GOALS –
1/ The piece on best practice and benchmarking has a bulleted list imagining a new business. List each step in that list.
2/ Write out the stretch of the piece on best practice and benchmarking from "Nothing changed." through "think about it.", word for word.

TEXT EXTRACT –

A few years ago my organisation adopted a new way of working. We implemented it , with the help of consultants, as it had achieved glowing praise during a regulatory inspection at a similar organisation.

It was held up as an example of that most intangible of things: best practice.

We all had lots of meetings about it. We all had training. And we all did a lot of work to prepare for the arrival of this system that promised to change the way we worked forever.

You can probably guess what happened next.

Nothing changed.

In fact I don’t think I ever used it. Not once.

The problem with buying in solutions that have performed brilliantly in other organisations is that most of the time, they just don’t work.

That’s not to say they never worked. They may well have worked for somebody else, somewhere else. They may well have worked at another time. But it’s highly unlikely that you’ll be able to just port successful practice from one place to the next. 

The public sector predilection for best practice and benchmarking is quite perverse when you think about it.

  • Imagine starting up a new business and the first thing you decide to do is figure out who is operating in a similar space as yourself.
  • Having found them you both start a club and invite others, who are also like you.
  • Then you all start comparing your practices, processes and results and eventually work out who’s the best.
  • Then you copy them.

That’s absolutely not the route to greatness.

If everyone strives to do the same thing the same way, they will end up close to average.

Best practice and benchmarking are just a race to be first at being average. 

A quick caveat: best practice can work in some scenarios. Usually very simple repeatable ones. Chris Bolton points this out in his excellent post, but goes on to say, “The chances of someone else’s best practice working  in your complex environment (particularly if it is forced onto you) seems unlikely.”

Not only is it unlikely but the very act of best practice and benchmarking can drive standards down. It encourages all organisations to think alike. At sector level it creates groupthink , and we all know groupthink is the avowed enemy of innovation.

Within organisations a culture of following best practice can quickly become a culture that is frightened of doing new things.

RECORDED INFORMATION –
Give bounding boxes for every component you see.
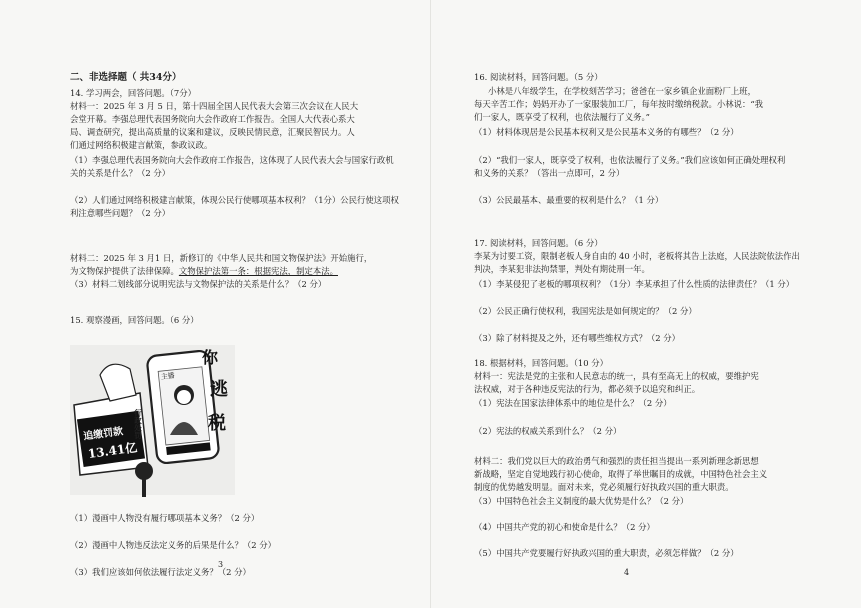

FINAL ANSWERS –
1/
1. Figure out who is operating in a similar space as yourself.
2. Start a club with them and invite others who are also like you.
3. All compare your practices, processes and results and eventually work out who's the best.
4. Copy them.

2/
Nothing changed.

In fact I don’t think I ever used it. Not once.

The problem with buying in solutions that have performed brilliantly in other organisations is that most of the time, they just don’t work.

That’s not to say they never worked. They may well have worked for somebody else, somewhere else. They may well have worked at another time. But it’s highly unlikely that you’ll be able to just port successful practice from one place to the next. 

The public sector predilection for best practice and benchmarking is quite perverse when you think about it.